[Start TASK INPUTS]

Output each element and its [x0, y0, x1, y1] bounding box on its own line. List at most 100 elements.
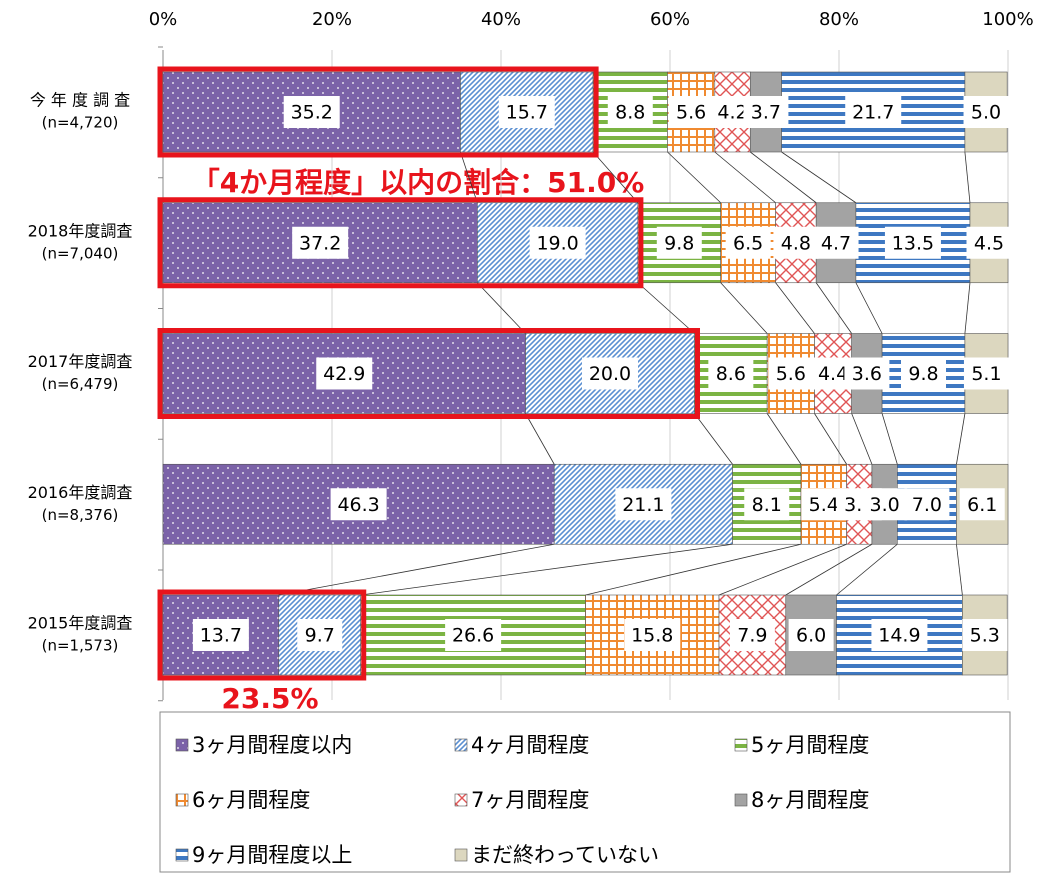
- sample-size-label: (n=6,479): [42, 375, 119, 393]
- value-label-bg: [297, 619, 343, 651]
- value-label: 6.5: [733, 232, 763, 254]
- connector: [714, 151, 776, 204]
- category-label: 今 年 度 調 査: [30, 91, 130, 110]
- legend-label: 9ヶ月間程度以上: [192, 843, 352, 867]
- value-label-bg: [773, 226, 819, 259]
- x-tick-label: 80%: [819, 9, 859, 30]
- legend-label: 6ヶ月間程度: [192, 788, 310, 812]
- value-label: 5.6: [776, 363, 806, 385]
- value-label: 35.2: [291, 102, 333, 124]
- value-label-bg: [884, 226, 941, 259]
- value-label: 20.0: [589, 363, 631, 385]
- connector: [585, 543, 802, 596]
- value-label: 4.8: [781, 232, 811, 254]
- value-label: 5.1: [971, 363, 1001, 385]
- value-label-bg: [788, 619, 834, 651]
- legend-label: まだ終わっていない: [471, 843, 659, 867]
- value-label: 3.7: [751, 102, 781, 124]
- connector: [781, 151, 857, 204]
- sample-size-label: (n=1,573): [42, 637, 119, 655]
- value-label-bg: [743, 96, 789, 128]
- value-label-bg: [330, 488, 387, 521]
- connector: [460, 151, 478, 203]
- value-label: 5.0: [971, 102, 1001, 124]
- connector: [775, 282, 815, 334]
- connector: [815, 282, 853, 334]
- value-label: 3.6: [852, 363, 882, 385]
- value-label-bg: [582, 357, 639, 390]
- category-label: 2018年度調査: [28, 221, 133, 240]
- value-label: 13.7: [200, 625, 242, 647]
- connector: [694, 413, 733, 465]
- value-label-bg: [292, 226, 349, 259]
- value-label-bg: [845, 96, 902, 128]
- legend-swatch: [454, 793, 468, 807]
- value-label: 6.1: [967, 494, 997, 516]
- value-label-bg: [283, 96, 340, 128]
- value-label: 15.7: [506, 102, 548, 124]
- value-label: 8.1: [752, 494, 782, 516]
- value-label: 21.7: [852, 102, 894, 124]
- legend-label: 8ヶ月間程度: [751, 788, 869, 812]
- value-label-bg: [529, 226, 586, 259]
- connector: [718, 543, 847, 596]
- highlight-box: [157, 589, 367, 681]
- value-label-bg: [624, 619, 681, 651]
- value-label-bg: [966, 226, 1012, 259]
- legend-label: 3ヶ月間程度以内: [192, 733, 352, 757]
- value-label: 42.9: [323, 363, 365, 385]
- x-tick-label: 40%: [481, 9, 521, 30]
- legend-label: 4ヶ月間程度: [471, 733, 589, 757]
- value-label: 37.2: [299, 232, 341, 254]
- legend-label: 7ヶ月間程度: [471, 788, 589, 812]
- value-label-bg: [963, 357, 1009, 390]
- connector: [750, 151, 817, 204]
- value-label: 46.3: [337, 494, 379, 516]
- value-label-bg: [744, 488, 790, 521]
- connector: [814, 413, 847, 465]
- value-label: 5.3: [970, 625, 1000, 647]
- sample-size-label: (n=8,376): [42, 506, 119, 524]
- value-label-bg: [963, 96, 1009, 128]
- value-label-bg: [962, 619, 1008, 651]
- value-label-bg: [192, 619, 249, 651]
- connector: [785, 543, 873, 596]
- value-label: 4.5: [974, 232, 1004, 254]
- sample-size-label: (n=4,720): [42, 114, 119, 132]
- value-label: 13.5: [892, 232, 934, 254]
- value-label: 4.2: [717, 102, 747, 124]
- connector: [525, 413, 555, 465]
- category-label: 2017年度調査: [28, 352, 133, 371]
- connector: [592, 151, 639, 204]
- x-tick-label: 100%: [982, 9, 1033, 30]
- connector: [766, 413, 802, 465]
- value-label-bg: [904, 488, 950, 521]
- legend-swatch: [175, 738, 189, 752]
- connector: [278, 543, 555, 596]
- connector: [637, 282, 695, 334]
- annotation: 「4か月程度」以内の割合：51.0%: [192, 166, 645, 199]
- value-label: 8.6: [716, 363, 746, 385]
- value-label-bg: [607, 96, 653, 128]
- value-label-bg: [901, 357, 946, 390]
- connector: [956, 413, 966, 465]
- value-label-bg: [844, 357, 890, 390]
- category-label: 2016年度調査: [28, 483, 133, 502]
- connector: [720, 282, 768, 334]
- connector: [360, 543, 733, 596]
- legend-swatch: [175, 793, 189, 807]
- value-label-bg: [656, 226, 702, 259]
- value-label: 15.8: [631, 625, 673, 647]
- value-label: 21.1: [622, 494, 664, 516]
- connector: [855, 282, 883, 334]
- value-label: 9.8: [908, 363, 938, 385]
- x-tick-label: 60%: [650, 9, 690, 30]
- value-label-bg: [871, 619, 928, 651]
- value-label: 6.0: [796, 625, 826, 647]
- legend-swatch: [734, 793, 748, 807]
- value-label: 5.4: [809, 494, 839, 516]
- legend-swatch: [734, 738, 748, 752]
- value-label: 26.6: [452, 625, 494, 647]
- x-tick-label: 20%: [312, 9, 352, 30]
- value-label-bg: [862, 488, 908, 521]
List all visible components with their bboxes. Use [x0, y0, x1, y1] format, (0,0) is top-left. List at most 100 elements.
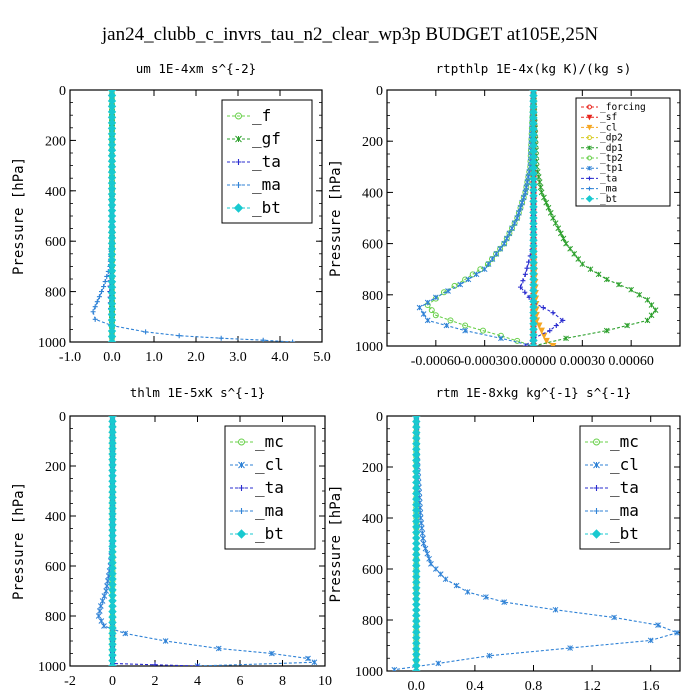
y-tick-label: 1000 — [355, 340, 383, 355]
data-point — [549, 343, 557, 346]
y-tick-label: 200 — [45, 460, 66, 475]
data-point — [538, 327, 545, 335]
data-point — [419, 530, 426, 537]
data-point — [443, 322, 450, 329]
data-point — [511, 220, 518, 226]
data-point — [442, 576, 449, 583]
data-point — [552, 606, 559, 613]
legend-label: _tp1 — [600, 163, 623, 174]
data-point — [152, 662, 158, 666]
legend-label: _ta — [255, 478, 284, 497]
legend-label: _cl — [610, 455, 639, 474]
data-point — [457, 281, 464, 288]
data-point — [557, 230, 564, 237]
data-point — [493, 250, 500, 257]
y-tick-label: 0 — [59, 410, 66, 425]
data-point — [545, 204, 552, 211]
data-point — [674, 629, 680, 636]
legend-marker — [586, 114, 593, 121]
series-group — [416, 90, 659, 346]
data-point — [101, 284, 107, 290]
data-point — [514, 337, 521, 344]
data-point — [509, 225, 515, 232]
series-line-ta — [111, 416, 198, 666]
legend-box — [575, 97, 671, 207]
data-point — [95, 613, 102, 619]
legend-marker — [593, 508, 600, 514]
legend-marker — [238, 485, 245, 491]
legend: _mc _cl _ta _ma _bt — [579, 425, 671, 550]
data-point — [391, 666, 398, 671]
x-tick-label: 2 — [152, 674, 159, 689]
legend-label: _ta — [610, 478, 639, 497]
data-point — [420, 540, 427, 547]
y-tick-label: 1000 — [38, 336, 66, 351]
data-point — [560, 235, 567, 242]
panel-2: rtpthlp 1E-4x(kg K)/(kg s) Pressure [hPa]… — [328, 61, 681, 369]
data-point — [445, 288, 451, 294]
data-point — [520, 194, 527, 201]
data-point — [462, 327, 468, 334]
legend-marker — [235, 182, 242, 188]
data-point — [519, 199, 525, 206]
panel-title: thlm 1E-5xK s^{-1} — [130, 385, 265, 400]
data-point — [424, 550, 431, 557]
x-tick-label: -2 — [64, 674, 76, 689]
panel-4: rtm 1E-8xkg kg^{-1} s^{-1} Pressure [hPa]… — [328, 385, 681, 694]
data-point — [522, 271, 528, 277]
figure-title: jan24_clubb_c_invrs_tau_n2_clear_wp3p BU… — [101, 24, 598, 45]
data-point — [435, 660, 442, 667]
data-point — [648, 312, 655, 319]
data-point — [424, 317, 431, 324]
legend-marker — [587, 145, 592, 151]
data-point — [514, 215, 521, 221]
data-point — [290, 339, 296, 342]
y-tick-label: 1000 — [355, 665, 383, 680]
data-point — [108, 661, 117, 666]
series-group — [90, 90, 296, 342]
data-point — [432, 566, 439, 572]
x-tick-label: 0.0 — [408, 679, 426, 694]
data-point — [269, 650, 275, 657]
data-point — [587, 266, 594, 273]
legend-label: _sf — [600, 112, 617, 123]
data-point — [636, 291, 643, 298]
data-point — [515, 210, 522, 216]
y-tick-label: 400 — [362, 186, 383, 201]
data-point — [143, 329, 149, 335]
x-tick-label: 0.8 — [525, 679, 543, 694]
legend: _mc _cl _ta _ma _bt — [224, 425, 316, 550]
legend-marker — [593, 485, 600, 491]
legend-marker — [587, 135, 592, 141]
legend-label: _tp2 — [600, 153, 623, 164]
data-point — [540, 332, 548, 340]
y-tick-label: 0 — [376, 84, 383, 99]
data-point — [567, 645, 573, 651]
data-point — [481, 266, 488, 273]
legend-label: _ma — [252, 175, 281, 194]
data-point — [603, 276, 610, 283]
x-tick-label: 8 — [279, 674, 286, 689]
data-point — [550, 310, 556, 316]
data-point — [437, 571, 444, 577]
x-tick-label: -0.00030 — [460, 354, 510, 369]
data-point — [176, 333, 182, 339]
legend-marker — [235, 159, 242, 165]
data-point — [497, 245, 504, 252]
panel-title: rtpthlp 1E-4x(kg K)/(kg s) — [436, 61, 632, 76]
y-tick-label: 600 — [362, 238, 383, 253]
data-point — [503, 235, 510, 242]
data-point — [538, 189, 545, 196]
x-tick-label: -1.0 — [59, 350, 81, 365]
data-point — [122, 630, 129, 637]
legend-label: _ta — [600, 173, 617, 184]
data-point — [540, 305, 546, 311]
legend-marker — [587, 186, 592, 191]
y-tick-label: 800 — [45, 286, 66, 301]
data-point — [428, 561, 434, 567]
data-point — [517, 204, 524, 211]
data-point — [541, 194, 547, 201]
y-tick-label: 0 — [376, 410, 383, 425]
legend-marker — [585, 195, 594, 203]
legend-label: _ma — [610, 501, 639, 520]
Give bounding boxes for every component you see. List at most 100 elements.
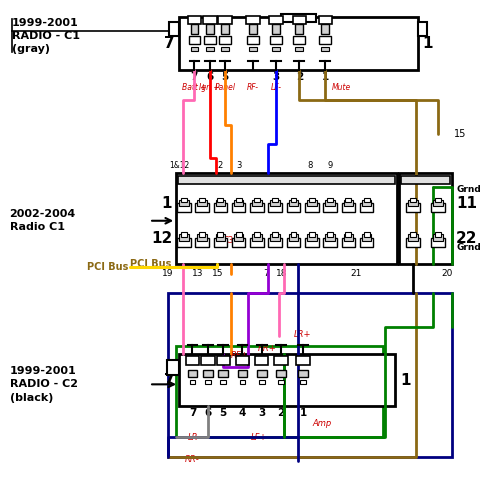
Bar	[272, 24, 279, 34]
Bar	[326, 198, 332, 203]
Bar	[400, 177, 449, 184]
Text: Mute: Mute	[331, 83, 350, 92]
Bar	[217, 198, 223, 203]
Text: 7: 7	[263, 269, 269, 278]
Bar	[203, 16, 216, 24]
Bar	[168, 293, 451, 456]
Text: 7: 7	[163, 36, 174, 51]
Text: Batt +: Batt +	[182, 83, 206, 92]
Bar	[176, 346, 382, 437]
Bar	[306, 200, 316, 206]
Bar	[272, 232, 277, 237]
Bar	[359, 204, 372, 212]
Bar	[323, 204, 336, 212]
Text: C3: C3	[224, 237, 234, 245]
Bar	[398, 173, 451, 264]
Bar	[293, 36, 304, 44]
Bar	[239, 380, 245, 384]
Text: 9: 9	[327, 161, 332, 170]
Bar	[300, 380, 305, 384]
Bar	[290, 198, 296, 203]
Bar	[409, 198, 415, 203]
Text: PCI Bus: PCI Bus	[86, 262, 128, 272]
Bar	[343, 200, 352, 206]
Bar	[254, 357, 268, 365]
Bar	[177, 204, 190, 212]
Bar	[220, 380, 226, 384]
Bar	[233, 200, 243, 206]
Text: RR+: RR+	[258, 344, 276, 353]
Bar	[176, 173, 396, 264]
Bar	[286, 204, 300, 212]
Bar	[280, 14, 315, 22]
Bar	[221, 24, 228, 34]
Bar	[341, 238, 354, 247]
Bar	[272, 47, 279, 51]
Bar	[195, 238, 208, 247]
Text: 4: 4	[238, 408, 246, 419]
Bar	[249, 47, 256, 51]
Bar	[288, 234, 298, 241]
Text: 1: 1	[321, 72, 328, 82]
Bar	[405, 238, 419, 247]
Bar	[430, 204, 444, 212]
Text: LF+: LF+	[250, 433, 266, 443]
Bar	[432, 200, 442, 206]
Bar	[213, 238, 227, 247]
Bar	[189, 380, 195, 384]
Text: 5: 5	[221, 72, 228, 82]
Bar	[178, 177, 395, 184]
Text: 1999-2001
RADIO - C2
(black): 1999-2001 RADIO - C2 (black)	[10, 366, 77, 403]
Bar	[341, 204, 354, 212]
Bar	[272, 198, 277, 203]
Bar	[215, 200, 225, 206]
Text: 19: 19	[161, 269, 173, 278]
Text: 7: 7	[188, 408, 196, 419]
Bar	[319, 36, 330, 44]
Text: 21: 21	[349, 269, 361, 278]
Bar	[359, 238, 372, 247]
Text: 2: 2	[295, 72, 302, 82]
Bar	[270, 234, 279, 241]
Text: 12: 12	[151, 230, 172, 246]
Bar	[205, 47, 213, 51]
Bar	[187, 16, 201, 24]
Text: 6: 6	[204, 408, 211, 419]
Bar	[231, 204, 245, 212]
Bar	[180, 232, 186, 237]
Text: 18: 18	[276, 269, 287, 278]
Bar	[286, 238, 300, 247]
Text: 22: 22	[455, 230, 477, 246]
Text: Grnd: Grnd	[455, 243, 480, 252]
Bar	[190, 24, 198, 34]
Bar	[197, 200, 206, 206]
Bar	[167, 360, 179, 375]
Bar	[306, 234, 316, 241]
Bar	[298, 370, 307, 377]
Text: 13: 13	[191, 269, 203, 278]
Bar	[201, 357, 214, 365]
Bar	[217, 232, 223, 237]
Bar	[203, 370, 212, 377]
Bar	[246, 16, 259, 24]
Bar	[363, 198, 369, 203]
Text: Grnd: Grnd	[455, 185, 480, 194]
Bar	[361, 200, 371, 206]
Bar	[324, 234, 334, 241]
Text: RF-: RF-	[247, 83, 259, 92]
Bar	[195, 204, 208, 212]
Text: 15: 15	[211, 269, 223, 278]
Bar	[199, 198, 204, 203]
Text: 3: 3	[272, 72, 279, 82]
Bar	[318, 16, 331, 24]
Bar	[247, 36, 258, 44]
Bar	[274, 357, 287, 365]
Bar	[249, 24, 256, 34]
Bar	[250, 238, 263, 247]
Bar	[292, 16, 305, 24]
Bar	[218, 16, 231, 24]
Bar	[237, 370, 247, 377]
Bar	[326, 232, 332, 237]
Bar	[409, 232, 415, 237]
Bar	[253, 198, 259, 203]
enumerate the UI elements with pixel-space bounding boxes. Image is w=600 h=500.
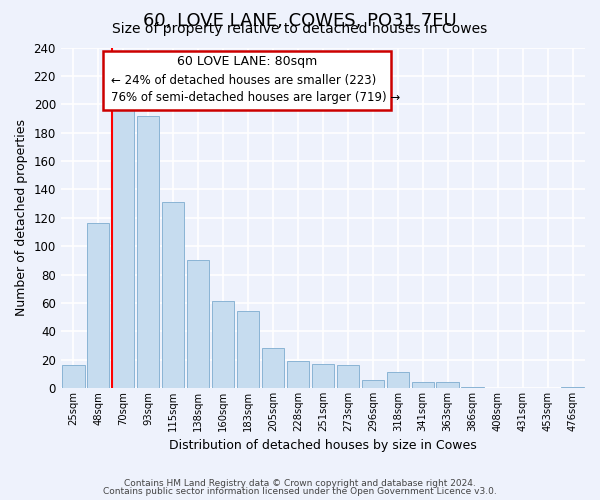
Bar (412, 382, 434, 388)
Bar (162, 202, 184, 388)
Bar (362, 380, 384, 388)
Bar (187, 260, 209, 388)
Bar (262, 348, 284, 388)
Text: ← 24% of detached houses are smaller (223): ← 24% of detached houses are smaller (22… (110, 74, 376, 86)
X-axis label: Distribution of detached houses by size in Cowes: Distribution of detached houses by size … (169, 440, 477, 452)
Bar (112, 106, 134, 388)
Bar (137, 116, 160, 388)
Bar (337, 366, 359, 388)
Text: Contains HM Land Registry data © Crown copyright and database right 2024.: Contains HM Land Registry data © Crown c… (124, 478, 476, 488)
Bar (386, 372, 409, 388)
Text: 60 LOVE LANE: 80sqm: 60 LOVE LANE: 80sqm (177, 55, 317, 68)
Bar (287, 361, 309, 388)
Text: Size of property relative to detached houses in Cowes: Size of property relative to detached ho… (112, 22, 488, 36)
Bar (62, 366, 85, 388)
Text: 60, LOVE LANE, COWES, PO31 7EU: 60, LOVE LANE, COWES, PO31 7EU (143, 12, 457, 30)
Bar (87, 224, 109, 388)
Text: Contains public sector information licensed under the Open Government Licence v3: Contains public sector information licen… (103, 487, 497, 496)
Bar (237, 312, 259, 388)
Text: 76% of semi-detached houses are larger (719) →: 76% of semi-detached houses are larger (… (110, 90, 400, 104)
Bar (436, 382, 459, 388)
Bar (461, 386, 484, 388)
Bar (212, 302, 234, 388)
Y-axis label: Number of detached properties: Number of detached properties (15, 120, 28, 316)
FancyBboxPatch shape (103, 51, 391, 110)
Bar (311, 364, 334, 388)
Bar (561, 386, 584, 388)
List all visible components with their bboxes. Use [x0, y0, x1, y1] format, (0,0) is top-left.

[End TASK INPUTS]

■ YOUR GOAL
Copy out, unchanged, the part of the rows that opens with the line containing "- sample-size-label: (n=6,479): [42, 375, 119, 393]" and closes with the line containing "- value-label: 37.2: [299, 232, 341, 254]", including both of those lines.

■ FINAL RESULT
- sample-size-label: (n=6,479): [42, 375, 119, 393]
- value-label-bg: [297, 619, 343, 651]
- value-label: 6.5: [733, 232, 763, 254]
- connector: [714, 151, 776, 204]
- category-label: 今 年 度 調 査: [30, 91, 130, 110]
- legend-label: 9ヶ月間程度以上: [192, 843, 352, 867]
- value-label-bg: [773, 226, 819, 259]
- x-tick-label: 80%: [819, 9, 859, 30]
- legend-label: 6ヶ月間程度: [192, 788, 310, 812]
- value-label: 5.6: [776, 363, 806, 385]
- value-label: 35.2: [291, 102, 333, 124]
- value-label-bg: [884, 226, 941, 259]
- value-label: 20.0: [589, 363, 631, 385]
- connector: [585, 543, 802, 596]
- value-label: 4.8: [781, 232, 811, 254]
- value-label: 5.1: [971, 363, 1001, 385]
- value-label-bg: [788, 619, 834, 651]
- legend-label: まだ終わっていない: [471, 843, 659, 867]
- value-label: 3.7: [751, 102, 781, 124]
- connector: [781, 151, 857, 204]
- sample-size-label: (n=1,573): [42, 637, 119, 655]
- value-label-bg: [743, 96, 789, 128]
- value-label-bg: [330, 488, 387, 521]
- connector: [460, 151, 478, 203]
- value-label: 5.0: [971, 102, 1001, 124]
- connector: [775, 282, 815, 334]
- connector: [815, 282, 853, 334]
- value-label: 3.6: [852, 363, 882, 385]
- value-label-bg: [582, 357, 639, 390]
- category-label: 2018年度調査: [28, 221, 133, 240]
- value-label: 13.7: [200, 625, 242, 647]
- connector: [694, 413, 733, 465]
- value-label-bg: [292, 226, 349, 259]
- value-label-bg: [845, 96, 902, 128]
- legend-swatch: [454, 793, 468, 807]
- value-label: 6.1: [967, 494, 997, 516]
- value-label-bg: [283, 96, 340, 128]
- value-label: 15.7: [506, 102, 548, 124]
- value-label: 8.1: [752, 494, 782, 516]
- value-label: 21.7: [852, 102, 894, 124]
- legend-label: 8ヶ月間程度: [751, 788, 869, 812]
- value-label-bg: [529, 226, 586, 259]
- connector: [718, 543, 847, 596]
- highlight-box: [157, 589, 367, 681]
- value-label-bg: [624, 619, 681, 651]
- value-label-bg: [966, 226, 1012, 259]
- legend-label: 3ヶ月間程度以内: [192, 733, 352, 757]
- value-label: 42.9: [323, 363, 365, 385]
- x-tick-label: 40%: [481, 9, 521, 30]
- legend-label: 4ヶ月間程度: [471, 733, 589, 757]
- value-label: 37.2: [299, 232, 341, 254]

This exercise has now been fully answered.